╔══

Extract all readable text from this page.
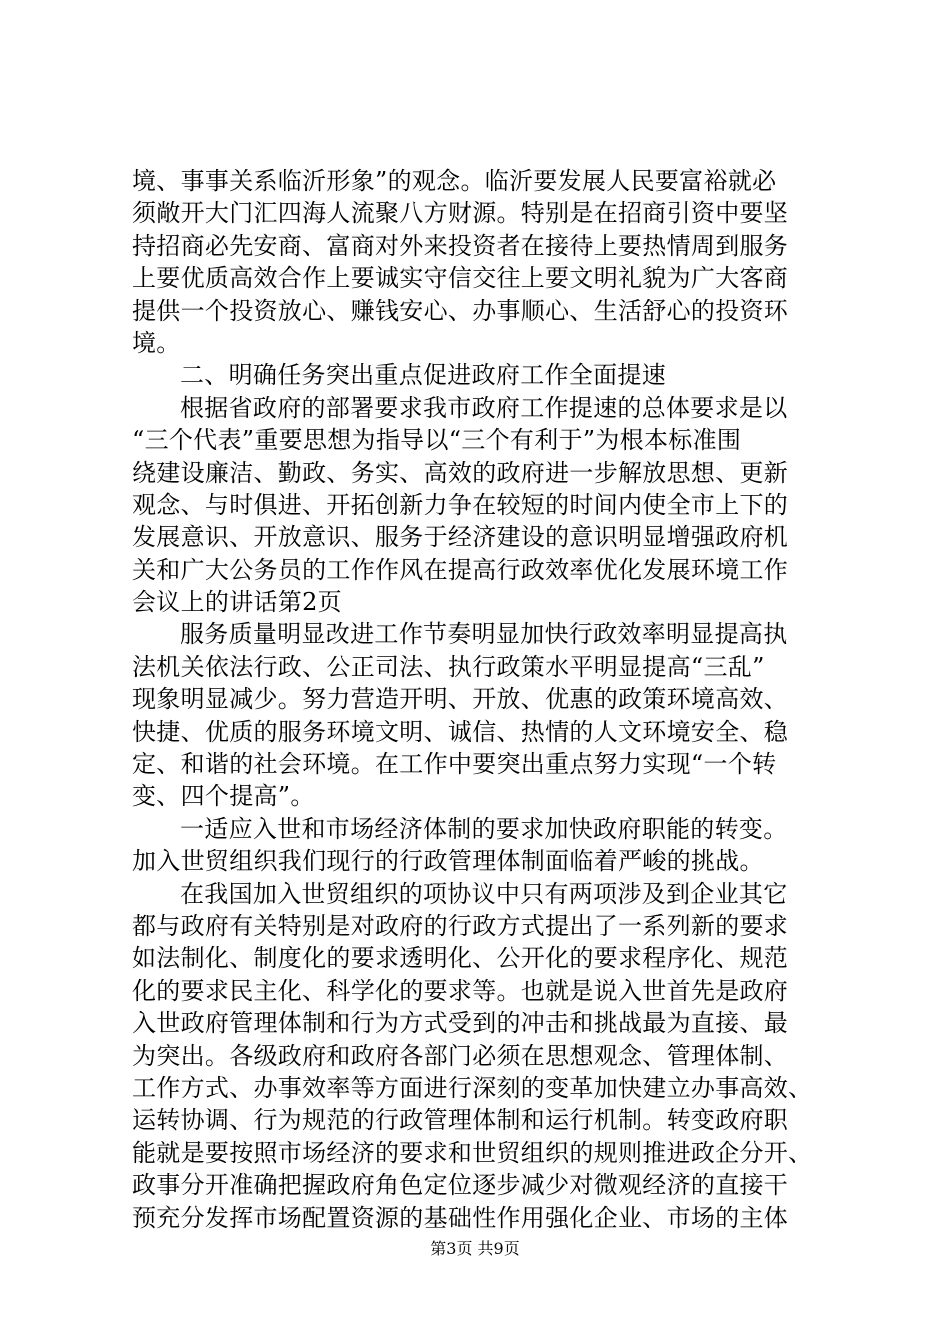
境、事事关系临沂形象”的观念。临沂要发展人民要富裕就必
须敞开大门汇四海人流聚八方财源。特别是在招商引资中要坚
持招商必先安商、富商对外来投资者在接待上要热情周到服务
上要优质高效合作上要诚实守信交往上要文明礼貌为广大客商
提供一个投资放心、赚钱安心、办事顺心、生活舒心的投资环
境。
二、明确任务突出重点促进政府工作全面提速
根据省政府的部署要求我市政府工作提速的总体要求是以
“三个代表”重要思想为指导以“三个有利于”为根本标准围
绕建设廉洁、勤政、务实、高效的政府进一步解放思想、更新
观念、与时俱进、开拓创新力争在较短的时间内使全市上下的
发展意识、开放意识、服务于经济建设的意识明显增强政府机
关和广大公务员的工作作风在提高行政效率优化发展环境工作
会议上的讲话第2页
服务质量明显改进工作节奏明显加快行政效率明显提高执
法机关依法行政、公正司法、执行政策水平明显提高“三乱”
现象明显减少。努力营造开明、开放、优惠的政策环境高效、
快捷、优质的服务环境文明、诚信、热情的人文环境安全、稳
定、和谐的社会环境。在工作中要突出重点努力实现“一个转
变、四个提高”。
一适应入世和市场经济体制的要求加快政府职能的转变。
加入世贸组织我们现行的行政管理体制面临着严峻的挑战。
在我国加入世贸组织的项协议中只有两项涉及到企业其它
都与政府有关特别是对政府的行政方式提出了一系列新的要求
如法制化、制度化的要求透明化、公开化的要求程序化、规范
化的要求民主化、科学化的要求等。也就是说入世首先是政府
入世政府管理体制和行为方式受到的冲击和挑战最为直接、最
为突出。各级政府和政府各部门必须在思想观念、管理体制、
工作方式、办事效率等方面进行深刻的变革加快建立办事高效、
运转协调、行为规范的行政管理体制和运行机制。转变政府职
能就是要按照市场经济的要求和世贸组织的规则推进政企分开、
政事分开准确把握政府角色定位逐步减少对微观经济的直接干
预充分发挥市场配置资源的基础性作用强化企业、市场的主体
第3页 共9页
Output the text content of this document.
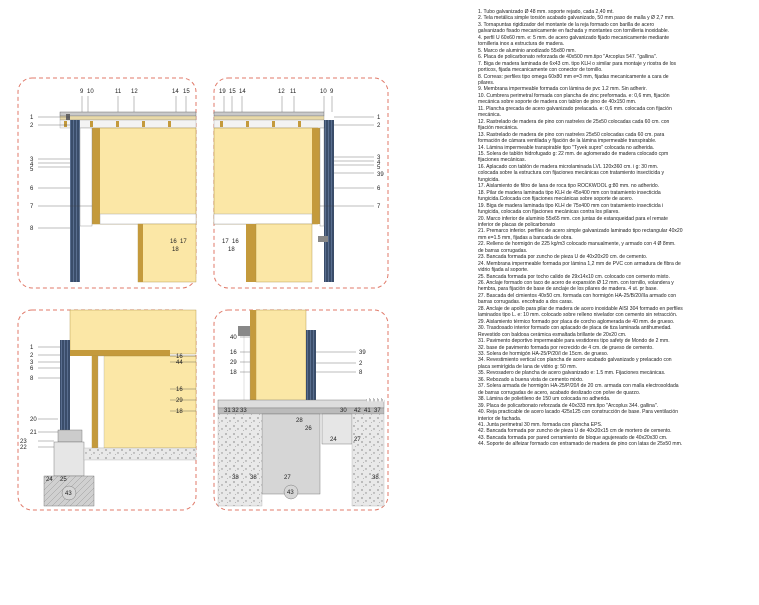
9 10	11 12	14 15
1
2
3
4
5
6
7
8
16 17
18
19 15 14	12 11	10 9
1
2
3
4
5
39
6
7
17 16
18
1
2
3
6
8
20
21
23
22
16
44
16
29
18
24 25
43
40
16
29
18
31 32 33
38
39
2
8
42 41 37
24
38
27
43
38
26
28
27
30
1. Tubo galvanizado Ø 48 mm. soporte rejado, cada 2,40 mt.
2. Tela metálica simple torsión acabado galvanizado, 50 mm paso de malla y Ø 2,7 mm.
3. Tornapuntas rigidizador del montante de la reja formado con barilla de acero
galvanizado fixado mecanicamente en fachada y montantes con tornilleria inoxidable.
4. perfil U 60x60 mm. e: 5 mm. de acero galvanizado fijado mecanicamente mediante
tornilleria inox a estructura de madera.
5. Marco de aluminio anodizado 55x80 mm.
6. Placa de policarbonato reforzada de 40x500 mm.tipo "Arcoplus 547. "gallina".
7. Biga de madera laminada de 6x43 cm. tipo KLH o similar para montaje y riostra de los
porticos, fijada mecanicamente con conector de tornillo.
8. Correas: perfiles tipo omega 60x80 mm e=3 mm, fijadas mecanicamente a cara de
pilares.
9. Membrana impermeable formada con lámina de pvc 1.2 mm. Sin adherir.
10. Cumbrera perimetral formada con plancha de zinc preformada. e: 0,6 mm, fijación
mecánica sobre soporte de madera con tablon de pino de 40x150 mm.
11. Plancha grecada de acero galvanizado prelacada. e: 0,6 mm. colocada con fijación
mecánica.
12. Rastrelado de madera de pino con rastreles de 25x50 colocadas cada 60 cm. con
fijación mecánica.
13. Rastrelado de madera de pino con rastreles 25x50 colocadas cada 60 cm. para
formación de cámara ventilada y fijación de la lámina impermeable transpirable.
14. Lámina impermeable transpirable tipo "Tyvek supro" colocada no adherida.
15. Solera de tablón hidrofugado g: 22 mm. de aglomerado de madera colocado cpm
fijaciones mecánicas.
16. Aplacado con tablón de madera microlaminada LVL 120x360 cm. i g: 30 mm.
colocada sobre la estructura con fijaciones mecánicas con tratamiento insecticida y
fungicida.
17. Aislamiento de filtro de lana de roca tipo ROCKWOOL g:80 mm. no adherido.
18. Pilar de madera laminada tipo KLH de 45x400 mm con tratamiento insecticida
fungicida.Colocada con fijaciones mecánicas sobre soporte de acero.
19. Biga de madera laminada tipo KLH de 75x400 mm con tratamiento insecticida i
fungicida, colocada con fijaciones mecánicas contra los pilares.
20. Marco inferior de aluminio 55x65 mm. con juntas de estanqueidad para el remate
inferior de placas de policarbonato
21. Premarco inferior. perfiles de acero simple galvanizado laminado tipo rectangular 40x20
mm e=1.5 mm, fijadas a bancada de obra.
22. Relleno de hormigón de 225 kg/m3 colocado manualmente, y armado con 4 Ø 8mm.
de barras corrugadas.
23. Bancada formada por zuncho de pieza U de 40x20x20 cm. de cemento.
24. Membrana impermeable formada por lámina 1,2 mm de PVC con armadura de fibra de
vidrio fijada al soporte.
25. Bancada formada por tocho calido de 29x14x10 cm. colocado con cemento mixto.
26. Anclaje formado con taco de acero de expansión Ø 12 mm. con tornillo, volandera y
hembra, para fijación de base de anclaje de los pilares de madera. 4 ut. pr base.
27. Bascada del cimientos 40x50 cm. formada con hormigón HA-25/B/20/IIa armado con
barras corrugadas. encofrado a dos caras.
28. Anclaje de apollo para pilar de madera de acero inoxidable AISI 304 formado en perfiles
laminados tipo L. e: 10 mm. colocado sobre relleno nivelador con cemento sin retracción.
29. Aislamiento térmico formado por placa de corcho aglomerada de 40 mm. de grueso.
30. Trasdosado interior formado con aplacado de placa de tiza laminada antihumedad.
Revestido con baldosa cerámica esmaltada brillante de 20x20 cm.
31. Pavimento deportivo impermeable para vestidores tipo safety de Mondo de 2 mm.
32. base de pavimento formada por recrecido de 4 cm. de grueso de cemento.
33. Solera de hormigón HA-25/P/20/I de 15cm. de grueso.
34. Revestimiento vertical con plancha de acero acabado galvanizado y prelacado con
placa semirígida de lana de vidrio g: 50 mm.
35. Revosadero de plancha de acero galvanizado e: 1.5 mm. Fijaciones mecánicas.
36. Rebozado a buena vista de cemento mixto.
37. Solera armada de hormigón HA-25/P/20/I de 20 cm. armada con malla electrosoldada
de barras corrugadas de acero, acabado deslizado con polve de quarzo.
38. Lámina de polietileno de 150 um colocada no adherida.
39. Placa de policarbonato reforzada de 40x333 mm.tipo "Arcoplus 344. gallina".
40. Reja practicable de acero lacado 425x125 con construcción de base. Para ventilación
interior de fachada.
41. Junta perimetral 30 mm. formada con plancha EPS.
42. Bancada formada por zuncho de pieza U de 40x20x15 cm de mortero de cemento.
43. Bancada formada por pared cerramiento de bloque agujereado de 40x20x30 cm.
44. Soporte de alfeizar formado con entramado de madera de pino con latas de 25x50 mm.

╚══

### Work instructions
What is the number of lines in the data holding the word "zuncho"? Reply with that number only.

### Output below
2